## DIRECTIONS
Copy every line of the data that contains the string "text".
START DATA SHOWN
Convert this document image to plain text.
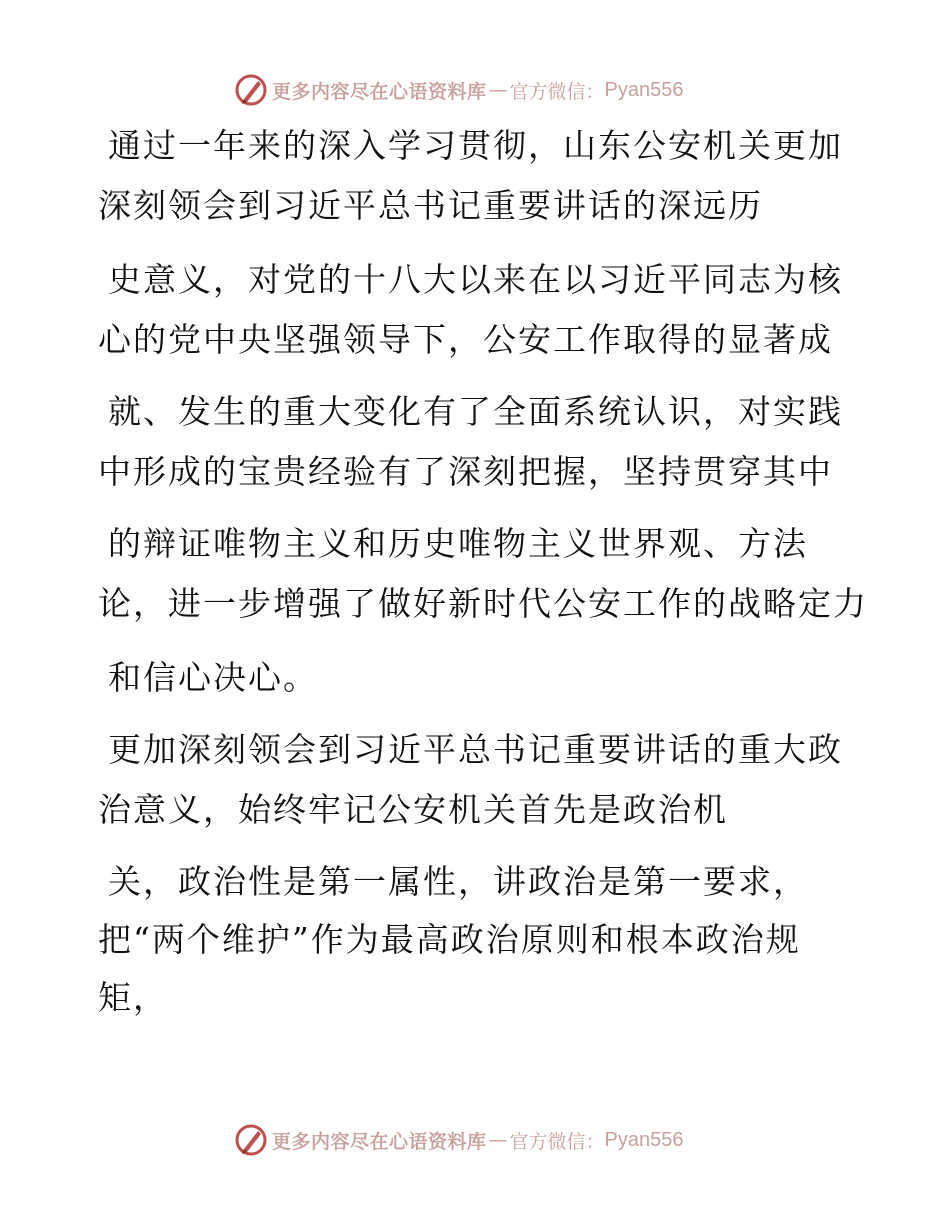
更多内容尽在心语资料库 — 官方微信： Pyan556

通过一年来的深入学习贯彻，山东公安机关更加

深刻领会到习近平总书记重要讲话的深远历

史意义，对党的十八大以来在以习近平同志为核

心的党中央坚强领导下，公安工作取得的显著成

就、发生的重大变化有了全面系统认识，对实践

中形成的宝贵经验有了深刻把握，坚持贯穿其中

的辩证唯物主义和历史唯物主义世界观、方法

论，进一步增强了做好新时代公安工作的战略定力

和信心决心。

更加深刻领会到习近平总书记重要讲话的重大政

治意义，始终牢记公安机关首先是政治机

关，政治性是第一属性，讲政治是第一要求，

把“两个维护”作为最高政治原则和根本政治规

矩，

更多内容尽在心语资料库 — 官方微信： Pyan556
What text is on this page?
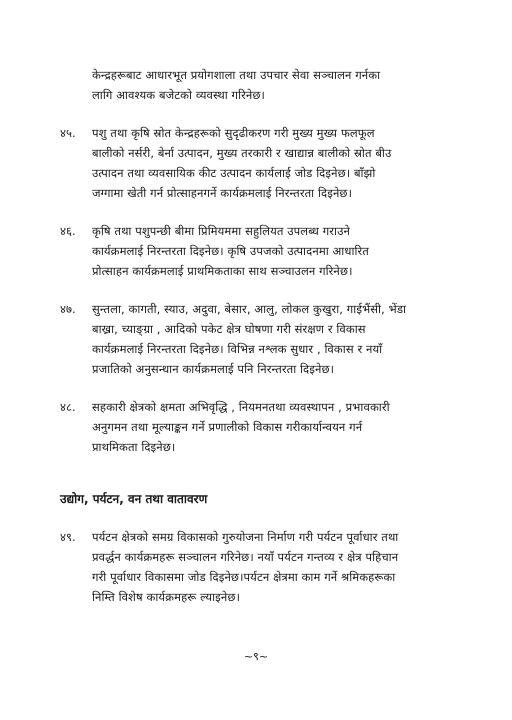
केन्द्रहरूबाट आधारभूत प्रयोगशाला तथा उपचार सेवा सञ्चालन गर्नका
लागि आवश्यक बजेटको व्यवस्था गरिनेछ।
४५. पशु तथा कृषि स्रोत केन्द्रहरूको सुदृढीकरण गरी मुख्य मुख्य फलफूल
बालीको नर्सरी, बेर्ना उत्पादन, मुख्य तरकारी र खाद्यान्न बालीको स्रोत बीउ
उत्पादन तथा व्यवसायिक कीट उत्पादन कार्यलाई जोड दिइनेछ। बाँझो
जग्गामा खेती गर्न प्रोत्साहनगर्ने कार्यक्रमलाई निरन्तरता दिइनेछ।
४६. कृषि तथा पशुपन्छी बीमा प्रिमियममा सहुलियत उपलब्ध गराउने
कार्यक्रमलाई निरन्तरता दिइनेछ। कृषि उपजको उत्पादनमा आधारित
प्रोत्साहन कार्यक्रमलाई प्राथमिकताका साथ सञ्चाउलन गरिनेछ।
४७. सुन्तला, कागती, स्याउ, अदुवा, बेसार, आलु, लोकल कुखुरा, गाईभैंसी, भेंडा
बाख्रा, च्याङ्ग्रा , आदिको पकेट क्षेत्र घोषणा गरी संरक्षण र विकास
कार्यक्रमलाई निरन्तरता दिइनेछ। विभिन्न नश्लक सुधार , विकास र नयाँ
प्रजातिको अनुसन्धान कार्यक्रमलाई पनि निरन्तरता दिइनेछ।
४८. सहकारी क्षेत्रको क्षमता अभिवृद्धि , नियमनतथा व्यवस्थापन , प्रभावकारी
अनुगमन तथा मूल्याङ्कन गर्ने प्रणालीको विकास गरीकार्यान्वयन गर्न
प्राथमिकता दिइनेछ।
उद्योग, पर्यटन, वन तथा वातावरण
४९. पर्यटन क्षेत्रको समग्र विकासको गुरुयोजना निर्माण गरी पर्यटन पूर्वाधार तथा
प्रवर्द्धन कार्यक्रमहरू सञ्चालन गरिनेछ। नयाँ पर्यटन गन्तव्य र क्षेत्र पहिचान
गरी पूर्वाधार विकासमा जोड दिइनेछ।पर्यटन क्षेत्रमा काम गर्ने श्रमिकहरूका
निम्ति विशेष कार्यक्रमहरू ल्याइनेछ।
~९~
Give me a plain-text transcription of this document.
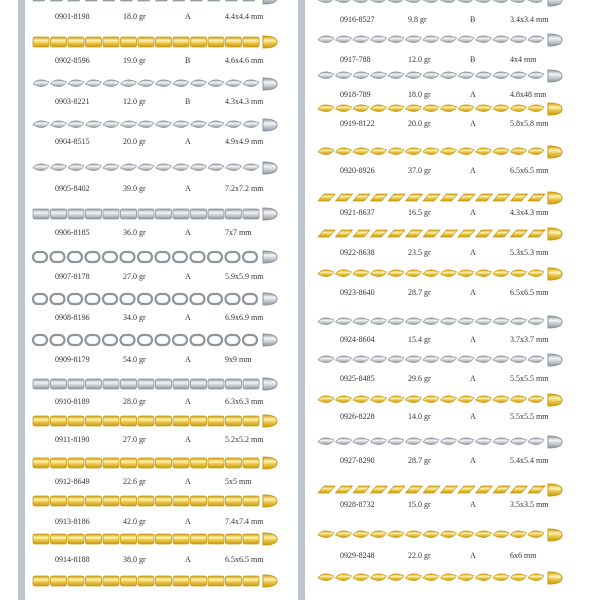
0901-8198	18.0 gr	A	4.4x4.4 mm
0902-8596	19.0 gr	B	4.6x4.6 mm
0903-8221	12.0 gr	B	4.3x4.3 mm
0904-8515	20.0 gr	A	4.9x4.9 mm
0905-8402	39.0 gr	A	7.2x7.2 mm
0906-8185	36.0 gr	A	7x7 mm
0907-8178	27.0 gr	A	5.9x5.9 mm
0908-8196	34.0 gr	A	6.9x6.9 mm
0909-8179	54.0 gr	A	9x9 mm
0910-8189	28.0 gr	A	6.3x6.3 mm
0911-8190	27.0 gr	A	5.2x5.2 mm
0912-8649	22.6 gr	A	5x5 mm
0913-8186	42.0 gr	A	7.4x7.4 mm
0914-8188	38.0 gr	A	6.5x6.5 mm
0916-8527	9.8 gr	B	3.4x3.4 mm
0917-788	12.0 gr	B	4x4 mm
0918-789	18.0 gr	A	4.8x48 mm
0919-8122	20.0 gr	A	5.8x5.8 mm
0920-8926	37.0 gr	A	6.5x6.5 mm
0921-8637	16.5 gr	A	4.3x4.3 mm
0922-8638	23.5 gr	A	5.3x5.3 mm
0923-8640	28.7 gr	A	6.5x6.5 mm
0924-8604	15.4 gr	A	3.7x3.7 mm
0925-8485	29.6 gr	A	5.5x5.5 mm
0926-8228	14.0 gr	A	5.5x5.5 mm
0927-8290	28.7 gr	A	5.4x5.4 mm
0928-8732	15.0 gr	A	3.5x3.5 mm
0929-8248	22.0 gr	A	6x6 mm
END DATA SHOWN
## RESPONSE
Convert this document image to plain text.
What text is on this page?
Give me a plain-text transcription of this document.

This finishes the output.